--- start of Source data ---
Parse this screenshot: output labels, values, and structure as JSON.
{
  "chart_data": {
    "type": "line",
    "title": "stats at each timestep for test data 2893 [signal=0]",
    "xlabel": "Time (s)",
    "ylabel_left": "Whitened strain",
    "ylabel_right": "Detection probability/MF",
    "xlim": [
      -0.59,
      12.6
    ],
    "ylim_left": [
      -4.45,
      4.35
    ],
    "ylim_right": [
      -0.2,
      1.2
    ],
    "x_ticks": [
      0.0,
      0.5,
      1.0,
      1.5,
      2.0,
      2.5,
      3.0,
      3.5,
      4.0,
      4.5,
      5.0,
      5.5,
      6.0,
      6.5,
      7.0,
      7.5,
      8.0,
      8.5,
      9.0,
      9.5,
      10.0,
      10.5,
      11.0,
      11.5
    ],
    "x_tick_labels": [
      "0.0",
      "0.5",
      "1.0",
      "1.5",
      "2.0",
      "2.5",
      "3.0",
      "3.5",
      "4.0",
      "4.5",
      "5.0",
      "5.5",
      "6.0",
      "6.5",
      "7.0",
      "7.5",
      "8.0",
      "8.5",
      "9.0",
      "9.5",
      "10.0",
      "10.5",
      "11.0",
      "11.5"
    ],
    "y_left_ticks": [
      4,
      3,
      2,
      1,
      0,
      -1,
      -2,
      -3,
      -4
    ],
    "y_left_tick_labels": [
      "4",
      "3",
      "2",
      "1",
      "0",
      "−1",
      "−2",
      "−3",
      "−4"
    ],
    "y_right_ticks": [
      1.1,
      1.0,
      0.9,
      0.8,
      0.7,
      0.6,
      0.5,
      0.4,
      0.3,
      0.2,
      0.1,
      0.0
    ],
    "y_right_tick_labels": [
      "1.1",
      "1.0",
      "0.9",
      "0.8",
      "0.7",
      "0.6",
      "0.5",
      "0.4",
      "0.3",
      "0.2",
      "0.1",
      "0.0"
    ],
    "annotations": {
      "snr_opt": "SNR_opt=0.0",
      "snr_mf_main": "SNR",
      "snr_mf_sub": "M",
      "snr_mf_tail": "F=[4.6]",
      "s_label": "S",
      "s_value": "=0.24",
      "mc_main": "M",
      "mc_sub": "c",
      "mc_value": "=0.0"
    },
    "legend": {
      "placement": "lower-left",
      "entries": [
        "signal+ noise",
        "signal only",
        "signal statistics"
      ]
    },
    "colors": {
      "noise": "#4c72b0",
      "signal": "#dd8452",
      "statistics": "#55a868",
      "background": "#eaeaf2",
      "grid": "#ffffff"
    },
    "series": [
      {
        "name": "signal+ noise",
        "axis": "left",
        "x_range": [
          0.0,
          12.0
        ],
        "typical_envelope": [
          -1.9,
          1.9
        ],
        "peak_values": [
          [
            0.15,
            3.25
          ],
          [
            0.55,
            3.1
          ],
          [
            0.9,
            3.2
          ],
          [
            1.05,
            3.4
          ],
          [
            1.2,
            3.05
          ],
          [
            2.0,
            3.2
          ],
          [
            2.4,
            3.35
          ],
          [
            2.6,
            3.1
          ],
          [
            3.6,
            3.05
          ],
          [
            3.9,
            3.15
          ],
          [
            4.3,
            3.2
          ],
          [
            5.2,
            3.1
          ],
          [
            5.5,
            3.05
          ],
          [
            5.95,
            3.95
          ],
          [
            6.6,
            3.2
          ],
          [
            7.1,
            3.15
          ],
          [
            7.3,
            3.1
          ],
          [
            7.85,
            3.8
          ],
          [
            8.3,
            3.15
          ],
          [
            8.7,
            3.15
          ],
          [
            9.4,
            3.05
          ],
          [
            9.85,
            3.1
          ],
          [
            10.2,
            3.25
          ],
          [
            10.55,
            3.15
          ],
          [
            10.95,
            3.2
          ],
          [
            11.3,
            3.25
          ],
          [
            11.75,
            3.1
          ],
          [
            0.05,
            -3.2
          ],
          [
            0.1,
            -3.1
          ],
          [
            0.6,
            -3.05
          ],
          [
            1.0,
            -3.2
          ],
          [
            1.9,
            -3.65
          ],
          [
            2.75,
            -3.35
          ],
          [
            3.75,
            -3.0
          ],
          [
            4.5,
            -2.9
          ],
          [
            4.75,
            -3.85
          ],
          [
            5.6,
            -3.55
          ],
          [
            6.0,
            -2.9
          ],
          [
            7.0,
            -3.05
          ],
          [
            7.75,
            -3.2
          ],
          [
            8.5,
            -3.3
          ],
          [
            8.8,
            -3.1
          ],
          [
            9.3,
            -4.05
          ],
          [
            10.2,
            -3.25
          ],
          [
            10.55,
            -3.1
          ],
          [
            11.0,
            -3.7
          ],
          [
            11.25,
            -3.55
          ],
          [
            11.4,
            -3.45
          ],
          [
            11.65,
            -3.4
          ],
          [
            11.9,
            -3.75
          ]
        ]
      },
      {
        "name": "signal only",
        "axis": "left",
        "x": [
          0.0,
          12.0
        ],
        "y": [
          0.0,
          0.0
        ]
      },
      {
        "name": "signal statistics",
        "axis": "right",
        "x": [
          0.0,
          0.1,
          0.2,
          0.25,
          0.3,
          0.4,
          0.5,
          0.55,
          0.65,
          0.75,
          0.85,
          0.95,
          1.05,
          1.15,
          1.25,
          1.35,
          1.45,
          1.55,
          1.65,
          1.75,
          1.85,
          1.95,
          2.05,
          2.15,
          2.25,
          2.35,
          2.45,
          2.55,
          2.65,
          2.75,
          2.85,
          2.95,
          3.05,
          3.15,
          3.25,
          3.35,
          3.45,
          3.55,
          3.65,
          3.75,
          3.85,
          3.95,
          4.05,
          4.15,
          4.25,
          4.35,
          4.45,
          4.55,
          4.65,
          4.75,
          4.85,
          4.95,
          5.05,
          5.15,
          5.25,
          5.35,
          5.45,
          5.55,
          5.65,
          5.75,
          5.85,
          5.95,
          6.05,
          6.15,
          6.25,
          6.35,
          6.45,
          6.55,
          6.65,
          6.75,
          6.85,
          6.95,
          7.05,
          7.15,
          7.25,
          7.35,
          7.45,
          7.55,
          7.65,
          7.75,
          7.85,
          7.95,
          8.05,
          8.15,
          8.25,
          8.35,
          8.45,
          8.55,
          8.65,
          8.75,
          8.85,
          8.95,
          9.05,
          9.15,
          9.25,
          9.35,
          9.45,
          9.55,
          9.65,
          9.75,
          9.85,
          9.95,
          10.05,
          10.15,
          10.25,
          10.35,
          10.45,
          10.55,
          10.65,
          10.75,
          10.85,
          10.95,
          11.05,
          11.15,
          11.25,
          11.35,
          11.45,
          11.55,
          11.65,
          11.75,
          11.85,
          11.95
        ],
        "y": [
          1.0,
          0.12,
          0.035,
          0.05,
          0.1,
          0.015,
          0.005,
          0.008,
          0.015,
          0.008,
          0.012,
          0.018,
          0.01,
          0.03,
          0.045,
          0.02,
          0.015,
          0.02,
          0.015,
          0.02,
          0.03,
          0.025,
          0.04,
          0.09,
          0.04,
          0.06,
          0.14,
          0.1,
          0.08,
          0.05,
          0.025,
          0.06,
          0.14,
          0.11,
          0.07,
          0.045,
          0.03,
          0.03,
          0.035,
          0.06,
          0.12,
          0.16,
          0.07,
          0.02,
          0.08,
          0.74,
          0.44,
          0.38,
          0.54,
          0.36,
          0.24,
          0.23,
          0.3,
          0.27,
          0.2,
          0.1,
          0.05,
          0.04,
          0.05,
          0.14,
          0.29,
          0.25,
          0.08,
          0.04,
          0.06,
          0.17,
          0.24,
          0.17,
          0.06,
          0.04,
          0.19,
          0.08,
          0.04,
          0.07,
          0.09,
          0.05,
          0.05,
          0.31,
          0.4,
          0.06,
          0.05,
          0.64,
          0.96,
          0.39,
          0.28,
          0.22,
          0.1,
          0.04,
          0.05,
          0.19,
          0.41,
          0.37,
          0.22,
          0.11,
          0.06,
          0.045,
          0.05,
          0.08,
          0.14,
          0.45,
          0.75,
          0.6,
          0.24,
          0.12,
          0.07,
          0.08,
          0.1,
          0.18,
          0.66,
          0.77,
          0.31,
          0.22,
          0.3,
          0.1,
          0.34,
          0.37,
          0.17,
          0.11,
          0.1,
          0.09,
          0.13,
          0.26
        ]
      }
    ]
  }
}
--- end of Source data ---
[Task objective]
Where a line holds "statistics", copy that line.

[Output below]
        "signal statistics"
      "statistics": "#55a868",
        "name": "signal statistics",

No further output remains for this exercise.